### Exercise objective
Write out the records again, exactly, leaving none out.

** START Data extract **

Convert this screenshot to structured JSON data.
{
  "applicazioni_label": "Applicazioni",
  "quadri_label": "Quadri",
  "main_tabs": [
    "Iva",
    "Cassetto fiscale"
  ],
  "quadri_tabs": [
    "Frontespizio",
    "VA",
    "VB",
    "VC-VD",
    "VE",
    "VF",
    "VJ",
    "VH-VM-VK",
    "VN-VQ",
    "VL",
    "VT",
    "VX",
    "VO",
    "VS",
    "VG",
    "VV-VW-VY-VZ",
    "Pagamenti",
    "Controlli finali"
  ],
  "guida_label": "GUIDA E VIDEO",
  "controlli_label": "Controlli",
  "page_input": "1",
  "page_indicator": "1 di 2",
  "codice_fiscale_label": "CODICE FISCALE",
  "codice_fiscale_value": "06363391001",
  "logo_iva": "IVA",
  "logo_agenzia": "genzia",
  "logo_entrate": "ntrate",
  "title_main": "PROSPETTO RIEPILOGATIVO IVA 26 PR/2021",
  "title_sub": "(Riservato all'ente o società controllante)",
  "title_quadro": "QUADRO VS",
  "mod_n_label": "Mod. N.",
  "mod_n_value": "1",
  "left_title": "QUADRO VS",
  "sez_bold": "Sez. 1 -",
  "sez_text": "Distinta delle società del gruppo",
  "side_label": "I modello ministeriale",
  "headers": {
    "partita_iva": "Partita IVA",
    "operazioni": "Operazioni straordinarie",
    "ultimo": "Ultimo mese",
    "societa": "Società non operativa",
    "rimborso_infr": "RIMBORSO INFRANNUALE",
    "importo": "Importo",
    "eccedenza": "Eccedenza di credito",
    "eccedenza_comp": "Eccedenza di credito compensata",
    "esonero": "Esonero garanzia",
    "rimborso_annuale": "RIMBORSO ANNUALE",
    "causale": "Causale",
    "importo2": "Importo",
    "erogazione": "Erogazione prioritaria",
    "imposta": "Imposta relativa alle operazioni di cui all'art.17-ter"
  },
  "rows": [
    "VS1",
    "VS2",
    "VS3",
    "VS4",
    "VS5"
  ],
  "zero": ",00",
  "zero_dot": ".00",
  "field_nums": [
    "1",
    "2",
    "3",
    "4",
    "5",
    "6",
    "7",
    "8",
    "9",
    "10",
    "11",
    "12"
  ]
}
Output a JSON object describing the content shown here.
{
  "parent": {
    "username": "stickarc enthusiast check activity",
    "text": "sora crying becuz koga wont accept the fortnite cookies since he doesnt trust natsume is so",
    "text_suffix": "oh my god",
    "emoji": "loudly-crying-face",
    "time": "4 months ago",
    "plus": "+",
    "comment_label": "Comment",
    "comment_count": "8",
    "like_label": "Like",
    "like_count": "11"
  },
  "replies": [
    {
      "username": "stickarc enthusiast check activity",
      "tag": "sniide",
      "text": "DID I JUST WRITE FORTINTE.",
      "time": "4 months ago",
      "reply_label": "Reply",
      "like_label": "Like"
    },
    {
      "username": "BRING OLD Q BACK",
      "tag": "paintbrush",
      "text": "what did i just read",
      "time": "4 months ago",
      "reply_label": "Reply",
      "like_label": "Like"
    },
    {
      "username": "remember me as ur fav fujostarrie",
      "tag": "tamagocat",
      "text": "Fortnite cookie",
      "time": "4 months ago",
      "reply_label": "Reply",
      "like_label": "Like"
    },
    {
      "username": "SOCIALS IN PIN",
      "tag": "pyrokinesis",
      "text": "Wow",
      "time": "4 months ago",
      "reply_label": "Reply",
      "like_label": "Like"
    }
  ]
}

** END Data extract **

### Written answer
Convert this screenshot to structured JSON data.
{
  "applicazioni_label": "Applicazioni",
  "quadri_label": "Quadri",
  "main_tabs": [
    "Iva",
    "Cassetto fiscale"
  ],
  "quadri_tabs": [
    "Frontespizio",
    "VA",
    "VB",
    "VC-VD",
    "VE",
    "VF",
    "VJ",
    "VH-VM-VK",
    "VN-VQ",
    "VL",
    "VT",
    "VX",
    "VO",
    "VS",
    "VG",
    "VV-VW-VY-VZ",
    "Pagamenti",
    "Controlli finali"
  ],
  "guida_label": "GUIDA E VIDEO",
  "controlli_label": "Controlli",
  "page_input": "1",
  "page_indicator": "1 di 2",
  "codice_fiscale_label": "CODICE FISCALE",
  "codice_fiscale_value": "06363391001",
  "logo_iva": "IVA",
  "logo_agenzia": "genzia",
  "logo_entrate": "ntrate",
  "title_main": "PROSPETTO RIEPILOGATIVO IVA 26 PR/2021",
  "title_sub": "(Riservato all'ente o società controllante)",
  "title_quadro": "QUADRO VS",
  "mod_n_label": "Mod. N.",
  "mod_n_value": "1",
  "left_title": "QUADRO VS",
  "sez_bold": "Sez. 1 -",
  "sez_text": "Distinta delle società del gruppo",
  "side_label": "I modello ministeriale",
  "headers": {
    "partita_iva": "Partita IVA",
    "operazioni": "Operazioni straordinarie",
    "ultimo": "Ultimo mese",
    "societa": "Società non operativa",
    "rimborso_infr": "RIMBORSO INFRANNUALE",
    "importo": "Importo",
    "eccedenza": "Eccedenza di credito",
    "eccedenza_comp": "Eccedenza di credito compensata",
    "esonero": "Esonero garanzia",
    "rimborso_annuale": "RIMBORSO ANNUALE",
    "causale": "Causale",
    "importo2": "Importo",
    "erogazione": "Erogazione prioritaria",
    "imposta": "Imposta relativa alle operazioni di cui all'art.17-ter"
  },
  "rows": [
    "VS1",
    "VS2",
    "VS3",
    "VS4",
    "VS5"
  ],
  "zero": ",00",
  "zero_dot": ".00",
  "field_nums": [
    "1",
    "2",
    "3",
    "4",
    "5",
    "6",
    "7",
    "8",
    "9",
    "10",
    "11",
    "12"
  ]
}
Output a JSON object describing the content shown here.
{
  "parent": {
    "username": "stickarc enthusiast check activity",
    "text": "sora crying becuz koga wont accept the fortnite cookies since he doesnt trust natsume is so",
    "text_suffix": "oh my god",
    "emoji": "loudly-crying-face",
    "time": "4 months ago",
    "plus": "+",
    "comment_label": "Comment",
    "comment_count": "8",
    "like_label": "Like",
    "like_count": "11"
  },
  "replies": [
    {
      "username": "stickarc enthusiast check activity",
      "tag": "sniide",
      "text": "DID I JUST WRITE FORTINTE.",
      "time": "4 months ago",
      "reply_label": "Reply",
      "like_label": "Like"
    },
    {
      "username": "BRING OLD Q BACK",
      "tag": "paintbrush",
      "text": "what did i just read",
      "time": "4 months ago",
      "reply_label": "Reply",
      "like_label": "Like"
    },
    {
      "username": "remember me as ur fav fujostarrie",
      "tag": "tamagocat",
      "text": "Fortnite cookie",
      "time": "4 months ago",
      "reply_label": "Reply",
      "like_label": "Like"
    },
    {
      "username": "SOCIALS IN PIN",
      "tag": "pyrokinesis",
      "text": "Wow",
      "time": "4 months ago",
      "reply_label": "Reply",
      "like_label": "Like"
    }
  ]
}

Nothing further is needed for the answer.